◆ What you will do:
Note each line of the listing that contains the string "采访整理", and copy it.

[Stored data]
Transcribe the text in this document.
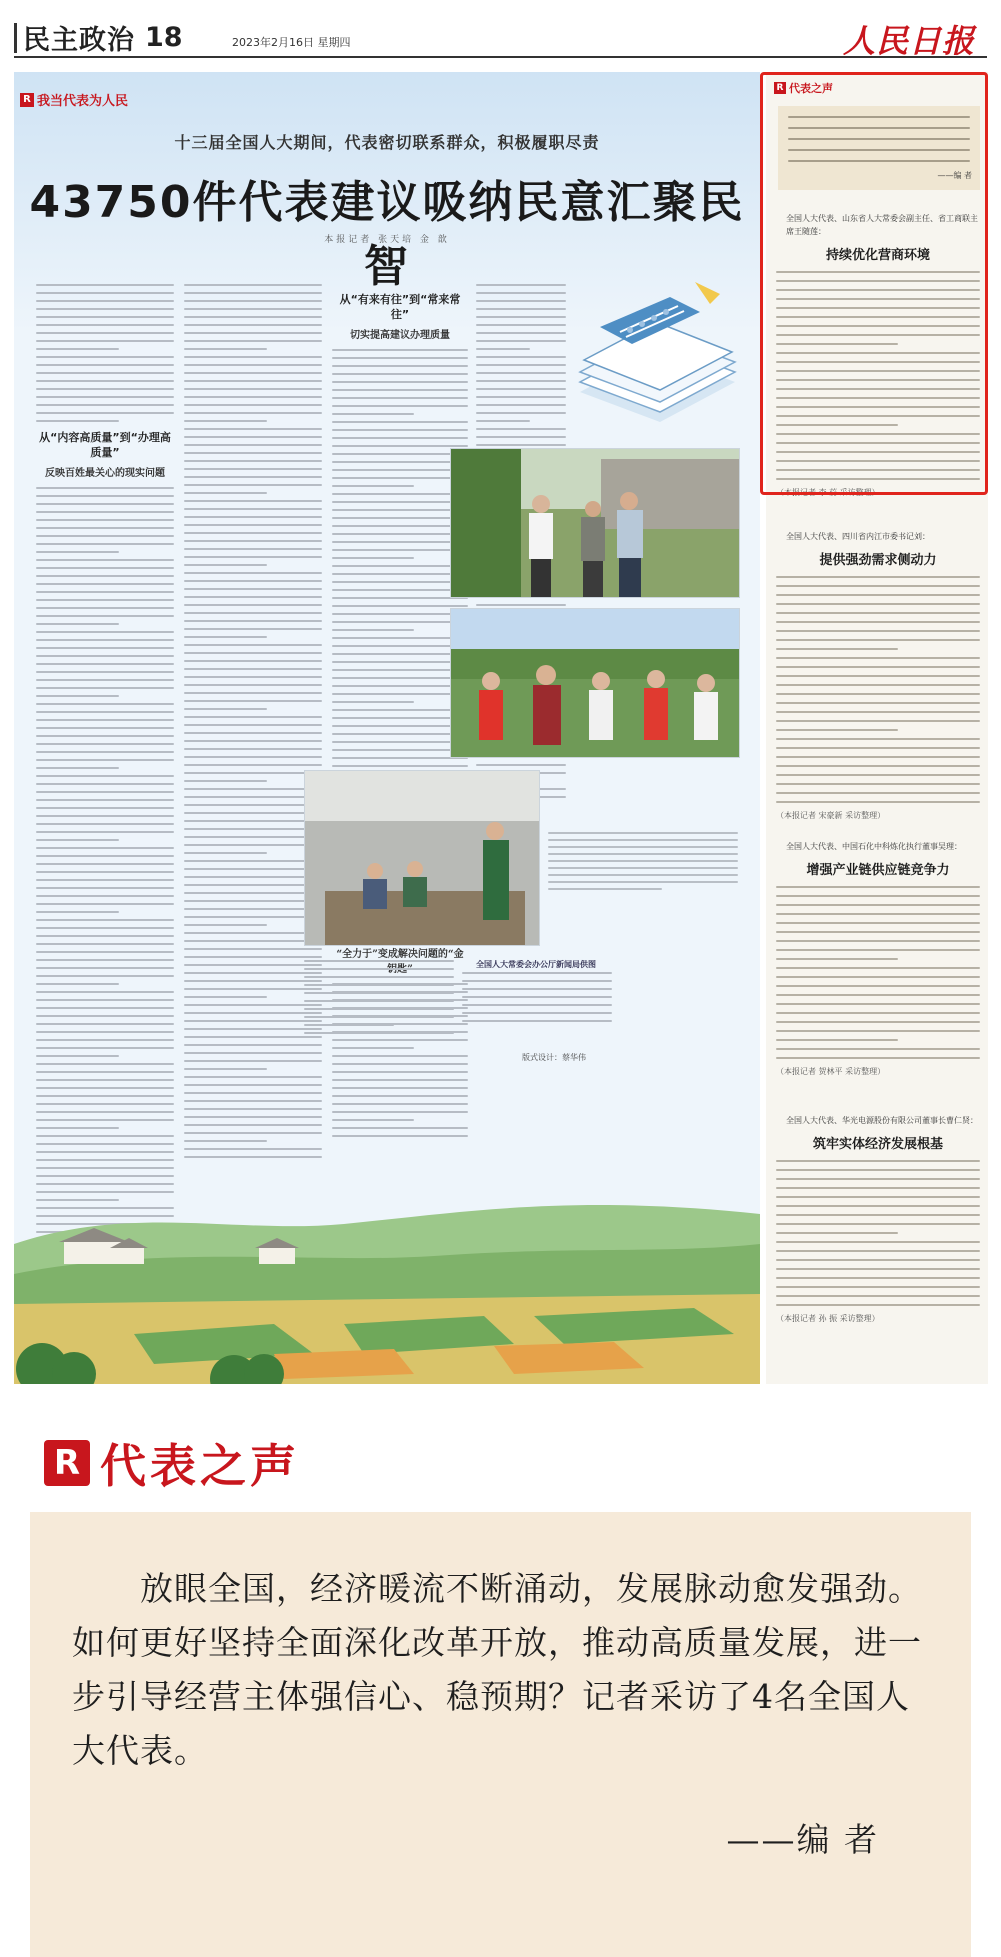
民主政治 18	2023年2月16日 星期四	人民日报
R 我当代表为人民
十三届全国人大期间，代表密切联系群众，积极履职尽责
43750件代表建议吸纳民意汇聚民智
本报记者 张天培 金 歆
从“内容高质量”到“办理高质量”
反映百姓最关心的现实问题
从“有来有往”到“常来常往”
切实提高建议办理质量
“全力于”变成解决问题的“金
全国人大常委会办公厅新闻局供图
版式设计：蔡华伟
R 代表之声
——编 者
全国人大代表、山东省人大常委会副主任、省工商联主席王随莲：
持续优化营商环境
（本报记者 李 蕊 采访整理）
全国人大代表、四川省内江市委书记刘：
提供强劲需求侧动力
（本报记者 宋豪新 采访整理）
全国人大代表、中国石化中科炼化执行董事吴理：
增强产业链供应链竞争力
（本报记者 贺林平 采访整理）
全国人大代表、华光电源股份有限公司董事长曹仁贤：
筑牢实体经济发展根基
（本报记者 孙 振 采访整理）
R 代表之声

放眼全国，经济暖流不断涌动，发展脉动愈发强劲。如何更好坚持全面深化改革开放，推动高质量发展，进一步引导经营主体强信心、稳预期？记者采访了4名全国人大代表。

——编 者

◆ Exercise output:
（本报记者 李 蕊 采访整理）
（本报记者 宋豪新 采访整理）
（本报记者 贺林平 采访整理）
（本报记者 孙 振 采访整理）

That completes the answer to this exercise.